§ Information given
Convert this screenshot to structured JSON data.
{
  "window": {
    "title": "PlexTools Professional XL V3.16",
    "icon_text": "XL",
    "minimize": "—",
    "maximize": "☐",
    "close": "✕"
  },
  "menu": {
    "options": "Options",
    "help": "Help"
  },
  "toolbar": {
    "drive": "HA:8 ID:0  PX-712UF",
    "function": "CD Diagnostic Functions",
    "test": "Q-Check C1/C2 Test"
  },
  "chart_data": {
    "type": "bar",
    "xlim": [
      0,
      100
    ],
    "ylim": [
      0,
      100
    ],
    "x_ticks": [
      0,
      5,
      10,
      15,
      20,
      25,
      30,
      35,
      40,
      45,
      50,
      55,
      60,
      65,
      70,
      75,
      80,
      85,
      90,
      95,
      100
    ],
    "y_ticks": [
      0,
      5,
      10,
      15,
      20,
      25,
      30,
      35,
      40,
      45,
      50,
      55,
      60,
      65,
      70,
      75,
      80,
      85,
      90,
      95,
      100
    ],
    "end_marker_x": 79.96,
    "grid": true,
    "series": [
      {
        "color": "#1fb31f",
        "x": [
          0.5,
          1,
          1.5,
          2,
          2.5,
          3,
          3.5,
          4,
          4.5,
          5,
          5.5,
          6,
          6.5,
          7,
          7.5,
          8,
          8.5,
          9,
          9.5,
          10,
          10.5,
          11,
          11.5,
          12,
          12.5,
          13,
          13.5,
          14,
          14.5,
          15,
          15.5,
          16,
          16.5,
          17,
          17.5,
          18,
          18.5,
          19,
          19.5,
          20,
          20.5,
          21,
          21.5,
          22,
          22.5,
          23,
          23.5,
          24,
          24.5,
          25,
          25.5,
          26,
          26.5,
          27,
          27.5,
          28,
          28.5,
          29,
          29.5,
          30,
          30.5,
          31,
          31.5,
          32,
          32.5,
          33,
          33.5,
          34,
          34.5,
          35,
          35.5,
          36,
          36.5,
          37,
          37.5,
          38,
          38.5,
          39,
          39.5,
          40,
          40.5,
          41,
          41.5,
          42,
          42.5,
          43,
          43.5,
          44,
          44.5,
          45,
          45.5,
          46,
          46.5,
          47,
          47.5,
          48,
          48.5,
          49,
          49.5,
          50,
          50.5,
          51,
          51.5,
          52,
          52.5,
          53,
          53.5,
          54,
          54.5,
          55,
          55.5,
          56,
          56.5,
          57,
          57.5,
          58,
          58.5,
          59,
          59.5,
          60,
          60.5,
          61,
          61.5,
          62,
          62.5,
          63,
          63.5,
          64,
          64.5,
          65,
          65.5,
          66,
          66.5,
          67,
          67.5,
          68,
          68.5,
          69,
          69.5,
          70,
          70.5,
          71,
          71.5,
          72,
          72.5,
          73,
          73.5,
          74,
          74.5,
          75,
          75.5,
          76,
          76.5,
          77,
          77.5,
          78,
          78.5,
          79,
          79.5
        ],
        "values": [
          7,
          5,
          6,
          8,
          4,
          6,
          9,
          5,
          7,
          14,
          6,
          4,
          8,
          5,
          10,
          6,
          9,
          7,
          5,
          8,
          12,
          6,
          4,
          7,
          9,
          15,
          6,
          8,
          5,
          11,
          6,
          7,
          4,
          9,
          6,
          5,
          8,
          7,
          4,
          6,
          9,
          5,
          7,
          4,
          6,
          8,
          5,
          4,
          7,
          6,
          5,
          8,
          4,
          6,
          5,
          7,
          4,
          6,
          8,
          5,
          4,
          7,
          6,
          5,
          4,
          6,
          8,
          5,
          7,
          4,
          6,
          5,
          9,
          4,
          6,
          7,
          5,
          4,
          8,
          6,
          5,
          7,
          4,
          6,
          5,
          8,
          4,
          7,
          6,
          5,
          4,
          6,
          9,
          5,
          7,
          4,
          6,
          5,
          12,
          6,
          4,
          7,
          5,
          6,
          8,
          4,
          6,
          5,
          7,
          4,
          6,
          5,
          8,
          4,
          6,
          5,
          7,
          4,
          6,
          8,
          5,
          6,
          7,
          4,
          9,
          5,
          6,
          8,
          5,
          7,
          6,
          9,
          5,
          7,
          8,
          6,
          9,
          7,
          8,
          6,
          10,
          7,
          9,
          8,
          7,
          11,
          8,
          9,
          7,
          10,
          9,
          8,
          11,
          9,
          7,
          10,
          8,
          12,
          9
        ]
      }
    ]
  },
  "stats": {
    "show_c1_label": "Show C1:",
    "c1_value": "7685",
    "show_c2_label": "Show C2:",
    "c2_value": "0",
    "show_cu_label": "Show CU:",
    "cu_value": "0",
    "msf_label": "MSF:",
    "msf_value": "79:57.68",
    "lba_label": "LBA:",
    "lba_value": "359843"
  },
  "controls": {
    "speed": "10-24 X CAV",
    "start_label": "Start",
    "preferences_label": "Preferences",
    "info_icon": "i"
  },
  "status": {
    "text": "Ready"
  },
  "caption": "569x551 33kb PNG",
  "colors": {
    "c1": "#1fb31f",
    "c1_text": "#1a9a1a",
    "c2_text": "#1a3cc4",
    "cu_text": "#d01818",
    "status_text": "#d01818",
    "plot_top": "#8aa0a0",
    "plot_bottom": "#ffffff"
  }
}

§ Requirements
Everything in the listing above should be restated exactly.

§ Expected answer
Convert this screenshot to structured JSON data.
{
  "window": {
    "title": "PlexTools Professional XL V3.16",
    "icon_text": "XL",
    "minimize": "—",
    "maximize": "☐",
    "close": "✕"
  },
  "menu": {
    "options": "Options",
    "help": "Help"
  },
  "toolbar": {
    "drive": "HA:8 ID:0  PX-712UF",
    "function": "CD Diagnostic Functions",
    "test": "Q-Check C1/C2 Test"
  },
  "chart_data": {
    "type": "bar",
    "xlim": [
      0,
      100
    ],
    "ylim": [
      0,
      100
    ],
    "x_ticks": [
      0,
      5,
      10,
      15,
      20,
      25,
      30,
      35,
      40,
      45,
      50,
      55,
      60,
      65,
      70,
      75,
      80,
      85,
      90,
      95,
      100
    ],
    "y_ticks": [
      0,
      5,
      10,
      15,
      20,
      25,
      30,
      35,
      40,
      45,
      50,
      55,
      60,
      65,
      70,
      75,
      80,
      85,
      90,
      95,
      100
    ],
    "end_marker_x": 79.96,
    "grid": true,
    "series": [
      {
        "color": "#1fb31f",
        "x": [
          0.5,
          1,
          1.5,
          2,
          2.5,
          3,
          3.5,
          4,
          4.5,
          5,
          5.5,
          6,
          6.5,
          7,
          7.5,
          8,
          8.5,
          9,
          9.5,
          10,
          10.5,
          11,
          11.5,
          12,
          12.5,
          13,
          13.5,
          14,
          14.5,
          15,
          15.5,
          16,
          16.5,
          17,
          17.5,
          18,
          18.5,
          19,
          19.5,
          20,
          20.5,
          21,
          21.5,
          22,
          22.5,
          23,
          23.5,
          24,
          24.5,
          25,
          25.5,
          26,
          26.5,
          27,
          27.5,
          28,
          28.5,
          29,
          29.5,
          30,
          30.5,
          31,
          31.5,
          32,
          32.5,
          33,
          33.5,
          34,
          34.5,
          35,
          35.5,
          36,
          36.5,
          37,
          37.5,
          38,
          38.5,
          39,
          39.5,
          40,
          40.5,
          41,
          41.5,
          42,
          42.5,
          43,
          43.5,
          44,
          44.5,
          45,
          45.5,
          46,
          46.5,
          47,
          47.5,
          48,
          48.5,
          49,
          49.5,
          50,
          50.5,
          51,
          51.5,
          52,
          52.5,
          53,
          53.5,
          54,
          54.5,
          55,
          55.5,
          56,
          56.5,
          57,
          57.5,
          58,
          58.5,
          59,
          59.5,
          60,
          60.5,
          61,
          61.5,
          62,
          62.5,
          63,
          63.5,
          64,
          64.5,
          65,
          65.5,
          66,
          66.5,
          67,
          67.5,
          68,
          68.5,
          69,
          69.5,
          70,
          70.5,
          71,
          71.5,
          72,
          72.5,
          73,
          73.5,
          74,
          74.5,
          75,
          75.5,
          76,
          76.5,
          77,
          77.5,
          78,
          78.5,
          79,
          79.5
        ],
        "values": [
          7,
          5,
          6,
          8,
          4,
          6,
          9,
          5,
          7,
          14,
          6,
          4,
          8,
          5,
          10,
          6,
          9,
          7,
          5,
          8,
          12,
          6,
          4,
          7,
          9,
          15,
          6,
          8,
          5,
          11,
          6,
          7,
          4,
          9,
          6,
          5,
          8,
          7,
          4,
          6,
          9,
          5,
          7,
          4,
          6,
          8,
          5,
          4,
          7,
          6,
          5,
          8,
          4,
          6,
          5,
          7,
          4,
          6,
          8,
          5,
          4,
          7,
          6,
          5,
          4,
          6,
          8,
          5,
          7,
          4,
          6,
          5,
          9,
          4,
          6,
          7,
          5,
          4,
          8,
          6,
          5,
          7,
          4,
          6,
          5,
          8,
          4,
          7,
          6,
          5,
          4,
          6,
          9,
          5,
          7,
          4,
          6,
          5,
          12,
          6,
          4,
          7,
          5,
          6,
          8,
          4,
          6,
          5,
          7,
          4,
          6,
          5,
          8,
          4,
          6,
          5,
          7,
          4,
          6,
          8,
          5,
          6,
          7,
          4,
          9,
          5,
          6,
          8,
          5,
          7,
          6,
          9,
          5,
          7,
          8,
          6,
          9,
          7,
          8,
          6,
          10,
          7,
          9,
          8,
          7,
          11,
          8,
          9,
          7,
          10,
          9,
          8,
          11,
          9,
          7,
          10,
          8,
          12,
          9
        ]
      }
    ]
  },
  "stats": {
    "show_c1_label": "Show C1:",
    "c1_value": "7685",
    "show_c2_label": "Show C2:",
    "c2_value": "0",
    "show_cu_label": "Show CU:",
    "cu_value": "0",
    "msf_label": "MSF:",
    "msf_value": "79:57.68",
    "lba_label": "LBA:",
    "lba_value": "359843"
  },
  "controls": {
    "speed": "10-24 X CAV",
    "start_label": "Start",
    "preferences_label": "Preferences",
    "info_icon": "i"
  },
  "status": {
    "text": "Ready"
  },
  "caption": "569x551 33kb PNG",
  "colors": {
    "c1": "#1fb31f",
    "c1_text": "#1a9a1a",
    "c2_text": "#1a3cc4",
    "cu_text": "#d01818",
    "status_text": "#d01818",
    "plot_top": "#8aa0a0",
    "plot_bottom": "#ffffff"
  }
}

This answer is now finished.